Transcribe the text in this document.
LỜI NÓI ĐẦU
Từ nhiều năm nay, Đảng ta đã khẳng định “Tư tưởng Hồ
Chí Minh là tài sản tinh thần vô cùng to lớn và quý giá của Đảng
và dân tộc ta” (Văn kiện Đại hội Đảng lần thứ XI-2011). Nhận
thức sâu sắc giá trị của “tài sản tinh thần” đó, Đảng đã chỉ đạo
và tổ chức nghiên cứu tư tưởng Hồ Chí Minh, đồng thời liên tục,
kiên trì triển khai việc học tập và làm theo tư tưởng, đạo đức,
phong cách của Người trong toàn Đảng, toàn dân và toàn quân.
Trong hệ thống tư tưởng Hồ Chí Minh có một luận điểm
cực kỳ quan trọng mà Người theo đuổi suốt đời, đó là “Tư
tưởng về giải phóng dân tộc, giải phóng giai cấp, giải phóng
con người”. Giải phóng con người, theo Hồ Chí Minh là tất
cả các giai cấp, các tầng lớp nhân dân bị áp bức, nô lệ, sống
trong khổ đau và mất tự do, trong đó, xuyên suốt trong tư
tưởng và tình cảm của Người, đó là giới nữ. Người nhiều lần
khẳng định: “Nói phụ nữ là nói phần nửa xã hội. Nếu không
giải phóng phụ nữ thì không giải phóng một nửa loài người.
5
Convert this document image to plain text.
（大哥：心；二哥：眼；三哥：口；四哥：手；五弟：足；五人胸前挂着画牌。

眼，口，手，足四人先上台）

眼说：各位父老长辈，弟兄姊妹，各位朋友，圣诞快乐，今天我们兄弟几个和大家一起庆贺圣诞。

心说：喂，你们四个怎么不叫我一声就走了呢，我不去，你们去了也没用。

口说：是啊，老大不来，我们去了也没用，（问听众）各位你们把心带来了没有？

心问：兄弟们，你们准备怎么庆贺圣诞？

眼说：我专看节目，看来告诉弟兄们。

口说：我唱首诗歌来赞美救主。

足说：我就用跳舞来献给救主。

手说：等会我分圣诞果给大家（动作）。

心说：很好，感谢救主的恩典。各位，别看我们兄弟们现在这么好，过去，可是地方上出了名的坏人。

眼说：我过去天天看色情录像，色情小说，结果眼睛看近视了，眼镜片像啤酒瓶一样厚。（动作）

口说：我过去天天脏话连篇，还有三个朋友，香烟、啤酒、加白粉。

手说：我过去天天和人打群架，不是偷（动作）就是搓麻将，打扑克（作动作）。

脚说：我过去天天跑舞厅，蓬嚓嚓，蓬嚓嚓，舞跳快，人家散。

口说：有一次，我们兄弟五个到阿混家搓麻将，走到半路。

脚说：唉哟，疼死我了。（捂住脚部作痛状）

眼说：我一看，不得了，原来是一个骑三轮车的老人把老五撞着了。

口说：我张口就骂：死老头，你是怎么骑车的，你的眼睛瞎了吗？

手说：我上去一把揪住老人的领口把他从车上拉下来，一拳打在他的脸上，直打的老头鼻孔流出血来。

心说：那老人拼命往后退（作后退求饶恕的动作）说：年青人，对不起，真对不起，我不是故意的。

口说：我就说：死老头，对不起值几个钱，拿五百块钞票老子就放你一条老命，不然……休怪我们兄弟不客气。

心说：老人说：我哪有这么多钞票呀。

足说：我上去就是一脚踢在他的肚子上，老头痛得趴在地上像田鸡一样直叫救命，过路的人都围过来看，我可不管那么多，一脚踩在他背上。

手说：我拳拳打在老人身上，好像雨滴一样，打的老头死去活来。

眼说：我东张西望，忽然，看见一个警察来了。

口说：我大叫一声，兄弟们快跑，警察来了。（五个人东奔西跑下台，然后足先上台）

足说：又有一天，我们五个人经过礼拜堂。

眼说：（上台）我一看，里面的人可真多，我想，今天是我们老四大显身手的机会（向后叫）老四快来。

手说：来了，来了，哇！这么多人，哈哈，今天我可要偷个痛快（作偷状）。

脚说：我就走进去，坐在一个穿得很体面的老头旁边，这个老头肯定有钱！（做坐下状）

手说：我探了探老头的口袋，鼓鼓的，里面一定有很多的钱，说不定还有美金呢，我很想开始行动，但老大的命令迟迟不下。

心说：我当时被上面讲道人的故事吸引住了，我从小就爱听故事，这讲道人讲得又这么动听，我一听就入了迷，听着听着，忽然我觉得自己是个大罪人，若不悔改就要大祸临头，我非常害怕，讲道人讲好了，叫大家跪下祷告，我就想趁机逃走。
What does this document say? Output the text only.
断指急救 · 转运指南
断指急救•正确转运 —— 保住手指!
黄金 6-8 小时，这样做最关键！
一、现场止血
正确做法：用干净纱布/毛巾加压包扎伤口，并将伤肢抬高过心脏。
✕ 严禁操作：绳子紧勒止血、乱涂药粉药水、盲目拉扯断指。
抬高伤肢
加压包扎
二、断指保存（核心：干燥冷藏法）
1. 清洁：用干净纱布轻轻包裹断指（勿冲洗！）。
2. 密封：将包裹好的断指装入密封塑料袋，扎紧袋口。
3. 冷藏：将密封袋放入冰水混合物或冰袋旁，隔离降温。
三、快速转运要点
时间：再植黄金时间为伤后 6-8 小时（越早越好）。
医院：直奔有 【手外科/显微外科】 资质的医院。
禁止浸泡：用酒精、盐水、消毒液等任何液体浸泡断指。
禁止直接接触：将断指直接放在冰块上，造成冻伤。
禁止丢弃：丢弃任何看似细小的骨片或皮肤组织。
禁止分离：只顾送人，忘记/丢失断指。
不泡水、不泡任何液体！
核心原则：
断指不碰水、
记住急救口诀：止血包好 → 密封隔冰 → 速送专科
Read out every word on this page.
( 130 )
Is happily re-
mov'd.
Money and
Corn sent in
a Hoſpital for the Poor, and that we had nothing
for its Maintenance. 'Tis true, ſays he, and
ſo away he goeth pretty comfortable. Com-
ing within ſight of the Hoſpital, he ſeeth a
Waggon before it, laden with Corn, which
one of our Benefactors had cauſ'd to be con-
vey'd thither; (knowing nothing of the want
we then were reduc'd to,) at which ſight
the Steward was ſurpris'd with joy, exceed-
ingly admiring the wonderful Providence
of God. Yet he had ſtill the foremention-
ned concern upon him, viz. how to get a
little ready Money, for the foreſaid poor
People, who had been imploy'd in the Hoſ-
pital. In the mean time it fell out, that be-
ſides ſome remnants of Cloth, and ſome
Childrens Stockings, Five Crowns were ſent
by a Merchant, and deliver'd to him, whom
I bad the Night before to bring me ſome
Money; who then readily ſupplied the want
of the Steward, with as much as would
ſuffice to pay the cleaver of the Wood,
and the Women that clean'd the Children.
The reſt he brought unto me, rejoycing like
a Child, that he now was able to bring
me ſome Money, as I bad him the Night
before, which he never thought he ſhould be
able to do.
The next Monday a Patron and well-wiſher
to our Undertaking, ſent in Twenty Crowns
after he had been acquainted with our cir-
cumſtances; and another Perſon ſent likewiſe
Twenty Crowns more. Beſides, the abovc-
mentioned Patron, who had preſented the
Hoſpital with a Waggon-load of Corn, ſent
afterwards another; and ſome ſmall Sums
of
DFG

○ ○ ○ ○ ○ ○ ○

Search the data above for lines holding "been" and copy each of them.

ANSWER TO THIS TASK:
People, who had been imploy'd in the Hoſ-
after he had been acquainted with our cir-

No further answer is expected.